**** GIVEN INFORMATION ****
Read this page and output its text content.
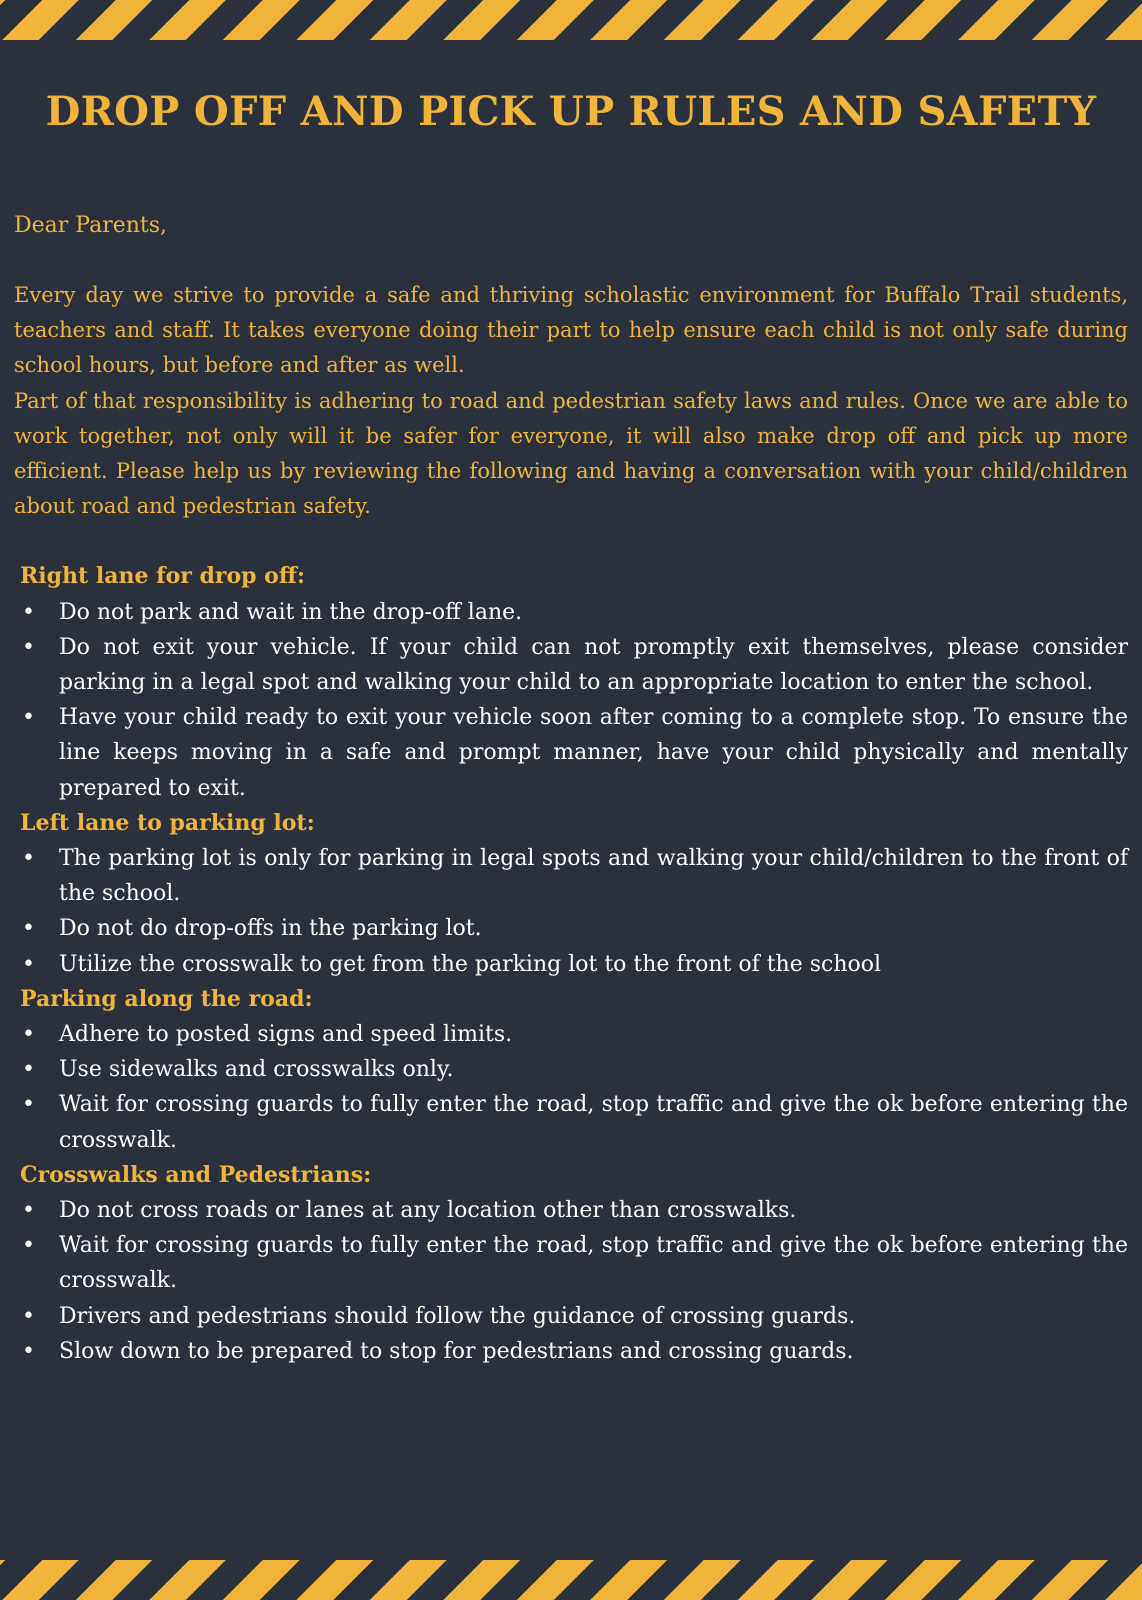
DROP OFF AND PICK UP RULES AND SAFETY

Dear Parents,

Every day we strive to provide a safe and thriving scholastic environment for Buffalo Trail students, teachers and staff. It takes everyone doing their part to help ensure each child is not only safe during school hours, but before and after as well.

Part of that responsibility is adhering to road and pedestrian safety laws and rules. Once we are able to work together, not only will it be safer for everyone, it will also make drop off and pick up more efficient. Please help us by reviewing the following and having a conversation with your child/children about road and pedestrian safety.

Right lane for drop off:
• Do not park and wait in the drop-off lane.
• Do not exit your vehicle. If your child can not promptly exit themselves, please consider parking in a legal spot and walking your child to an appropriate location to enter the school.
• Have your child ready to exit your vehicle soon after coming to a complete stop. To ensure the line keeps moving in a safe and prompt manner, have your child physically and mentally prepared to exit.
Left lane to parking lot:
• The parking lot is only for parking in legal spots and walking your child/children to the front of the school.
• Do not do drop-offs in the parking lot.
• Utilize the crosswalk to get from the parking lot to the front of the school
Parking along the road:
• Adhere to posted signs and speed limits.
• Use sidewalks and crosswalks only.
• Wait for crossing guards to fully enter the road, stop traffic and give the ok before entering the crosswalk.
Crosswalks and Pedestrians:
• Do not cross roads or lanes at any location other than crosswalks.
• Wait for crossing guards to fully enter the road, stop traffic and give the ok before entering the crosswalk.
• Drivers and pedestrians should follow the guidance of crossing guards.
• Slow down to be prepared to stop for pedestrians and crossing guards.
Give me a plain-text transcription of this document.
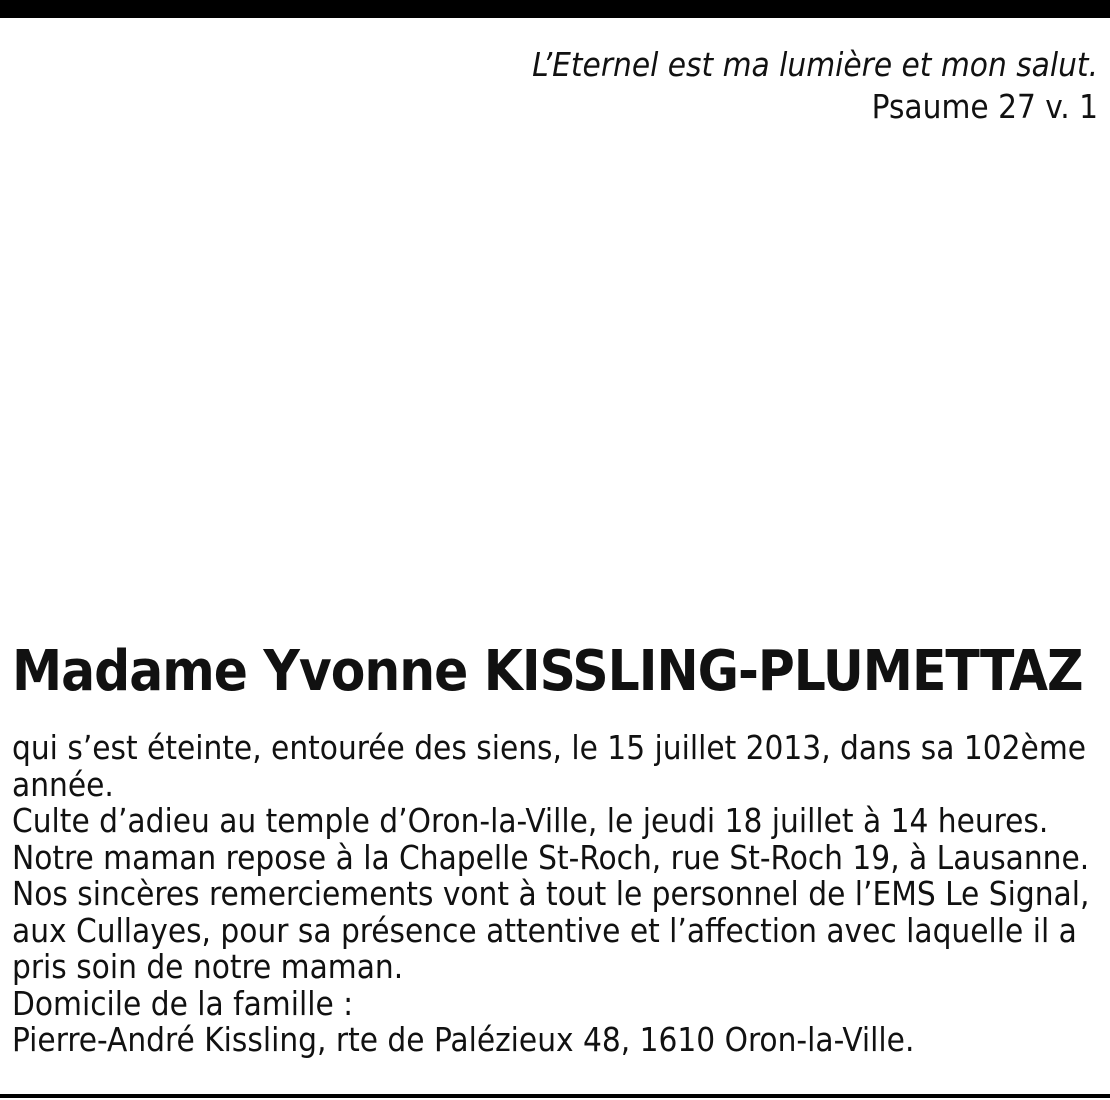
L’Eternel est ma lumière et mon salut.
Psaume 27 v. 1
Madame Yvonne KISSLING-PLUMETTAZ
qui s’est éteinte, entourée des siens, le 15 juillet 2013, dans sa 102ème
année.
Culte d’adieu au temple d’Oron-la-Ville, le jeudi 18 juillet à 14 heures.
Notre maman repose à la Chapelle St-Roch, rue St-Roch 19, à Lausanne.
Nos sincères remerciements vont à tout le personnel de l’EMS Le Signal,
aux Cullayes, pour sa présence attentive et l’affection avec laquelle il a
pris soin de notre maman.
Domicile de la famille :
Pierre-André Kissling, rte de Palézieux 48, 1610 Oron-la-Ville.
****
Gather each line of the records holding the string "text".

Read this page and output its text content.
Give me a plain-text transcription of this document.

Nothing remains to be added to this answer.